Make an exact copy of the entries, and keep any pictures out of it.

>> begin The data

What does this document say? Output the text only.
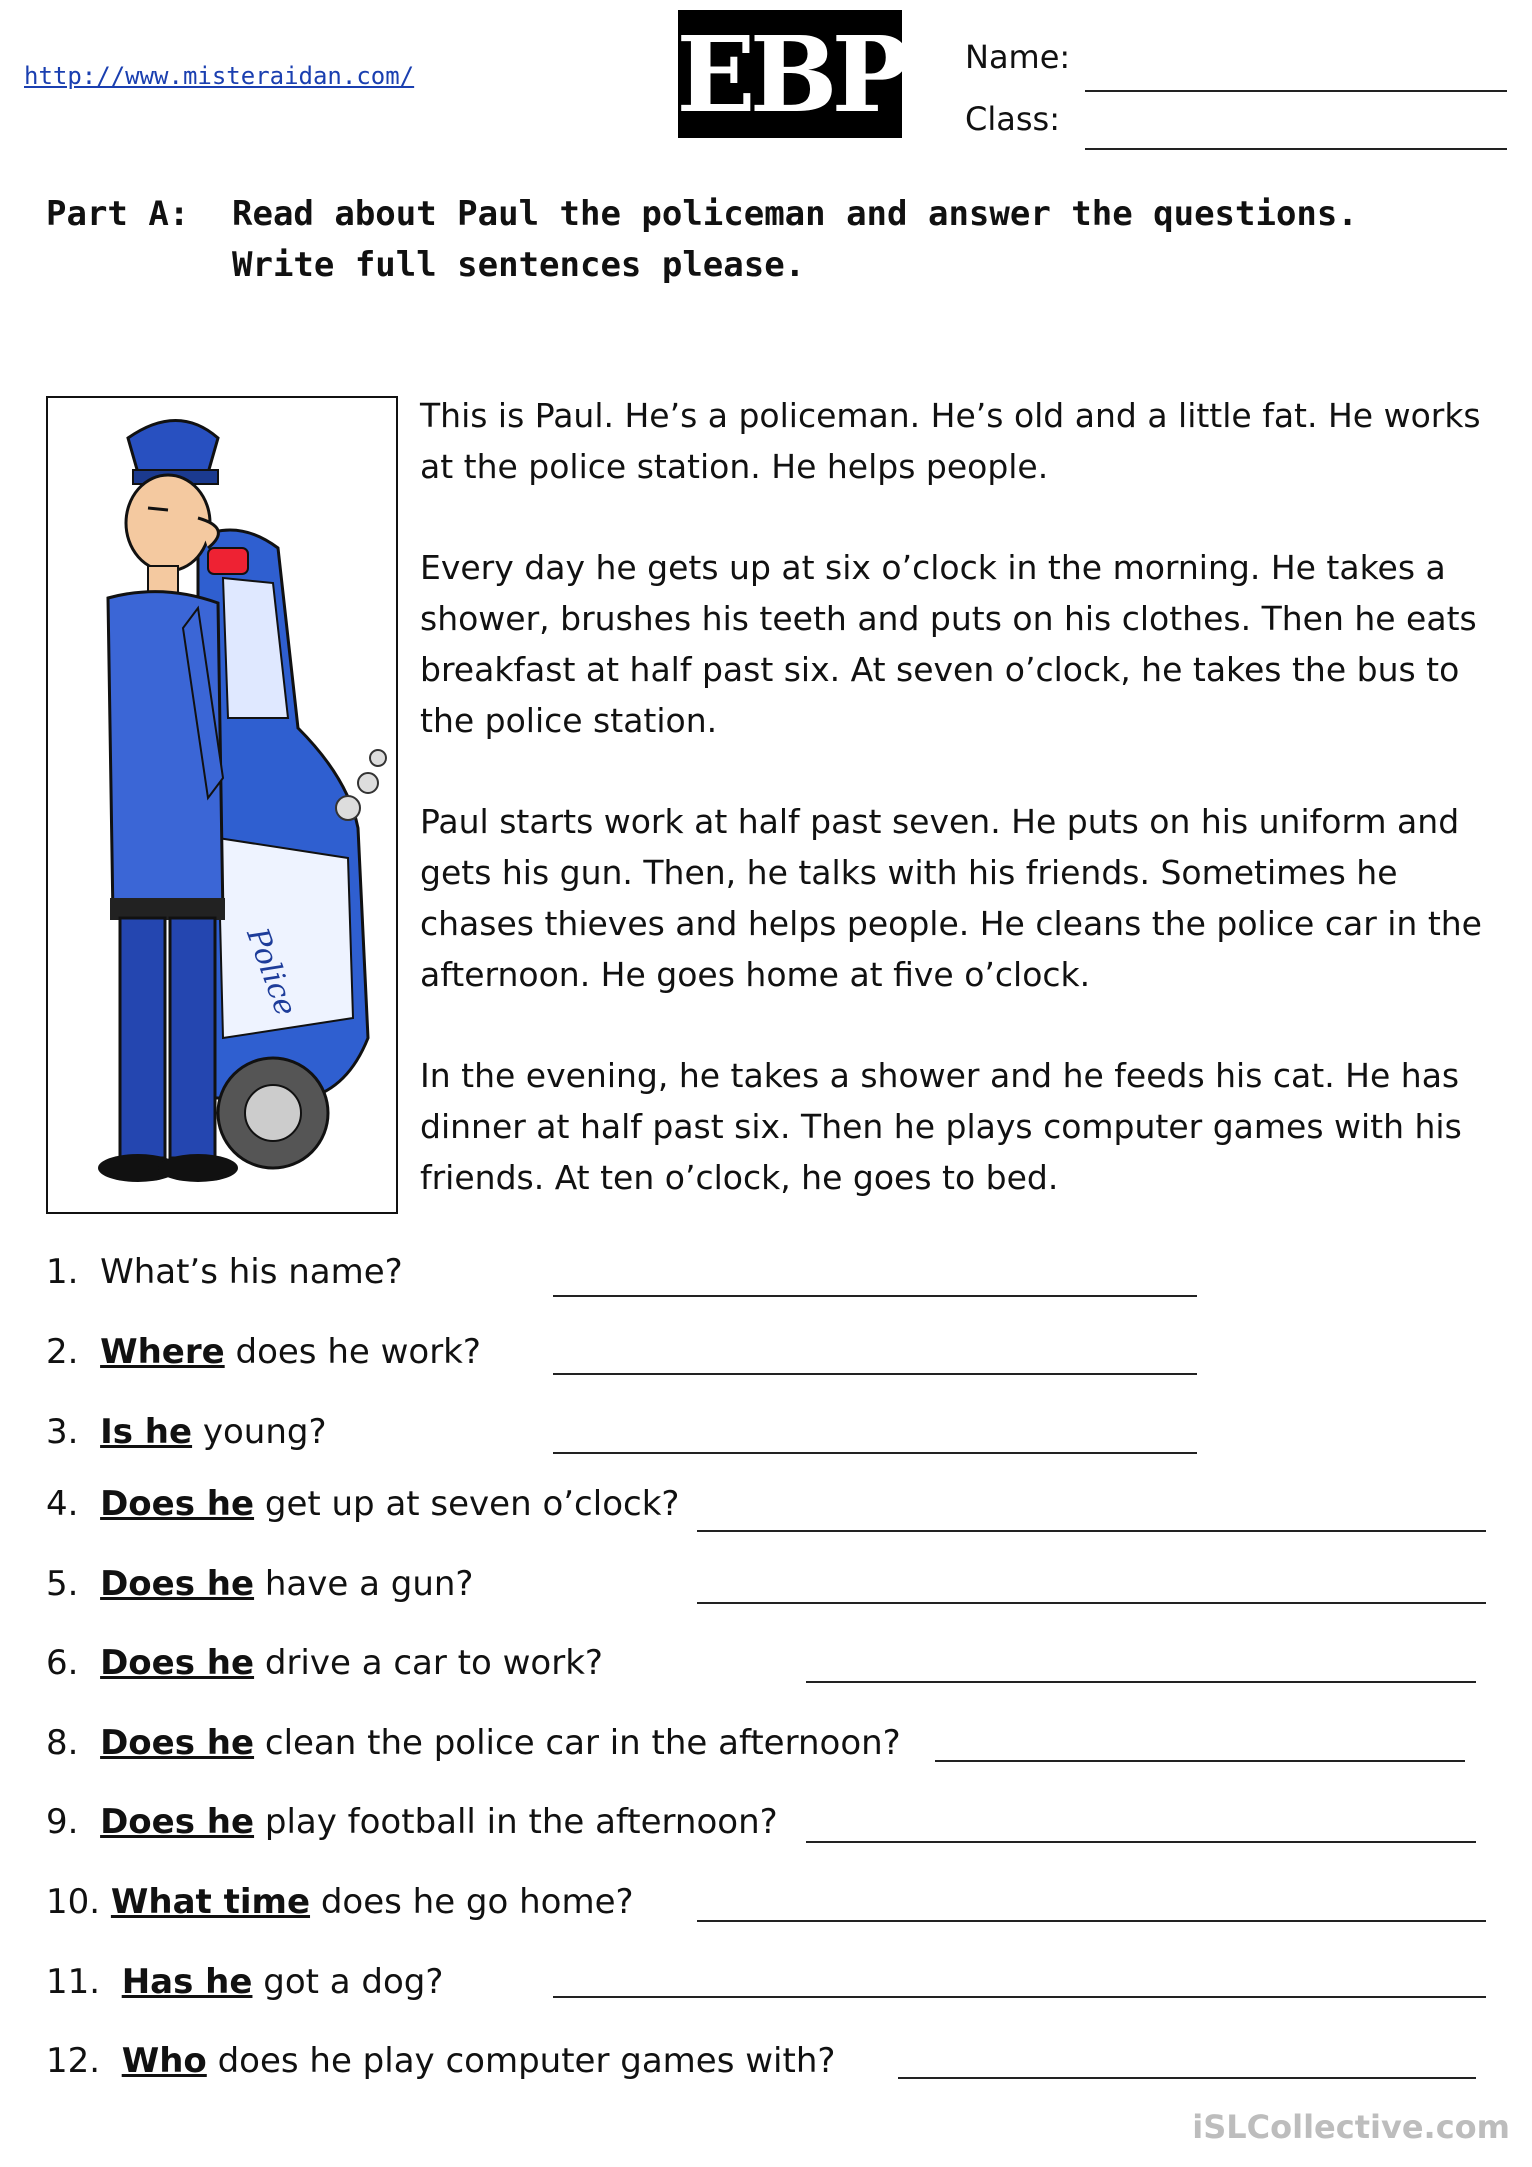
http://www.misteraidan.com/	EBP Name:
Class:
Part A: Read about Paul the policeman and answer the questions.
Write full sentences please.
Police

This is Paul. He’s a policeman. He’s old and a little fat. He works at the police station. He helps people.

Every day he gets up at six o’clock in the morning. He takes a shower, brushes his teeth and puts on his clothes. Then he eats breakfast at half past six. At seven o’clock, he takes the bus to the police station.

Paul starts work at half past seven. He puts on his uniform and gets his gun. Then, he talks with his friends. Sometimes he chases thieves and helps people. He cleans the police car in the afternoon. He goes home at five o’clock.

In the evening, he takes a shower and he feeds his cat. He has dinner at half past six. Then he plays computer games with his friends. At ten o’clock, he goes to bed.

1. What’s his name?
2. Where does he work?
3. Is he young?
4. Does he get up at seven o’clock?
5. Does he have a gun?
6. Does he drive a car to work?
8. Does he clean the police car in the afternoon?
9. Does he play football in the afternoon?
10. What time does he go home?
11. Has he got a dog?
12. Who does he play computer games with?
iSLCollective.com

>> end The data

(Answer):
What does this document say? Output the text only.
http://www.misteraidan.com/	EBP Name:
Class:
Part A: Read about Paul the policeman and answer the questions.
Write full sentences please.
Police

This is Paul. He’s a policeman. He’s old and a little fat. He works at the police station. He helps people.

Every day he gets up at six o’clock in the morning. He takes a shower, brushes his teeth and puts on his clothes. Then he eats breakfast at half past six. At seven o’clock, he takes the bus to the police station.

Paul starts work at half past seven. He puts on his uniform and gets his gun. Then, he talks with his friends. Sometimes he chases thieves and helps people. He cleans the police car in the afternoon. He goes home at five o’clock.

In the evening, he takes a shower and he feeds his cat. He has dinner at half past six. Then he plays computer games with his friends. At ten o’clock, he goes to bed.

1. What’s his name?
2. Where does he work?
3. Is he young?
4. Does he get up at seven o’clock?
5. Does he have a gun?
6. Does he drive a car to work?
8. Does he clean the police car in the afternoon?
9. Does he play football in the afternoon?
10. What time does he go home?
11. Has he got a dog?
12. Who does he play computer games with?
iSLCollective.com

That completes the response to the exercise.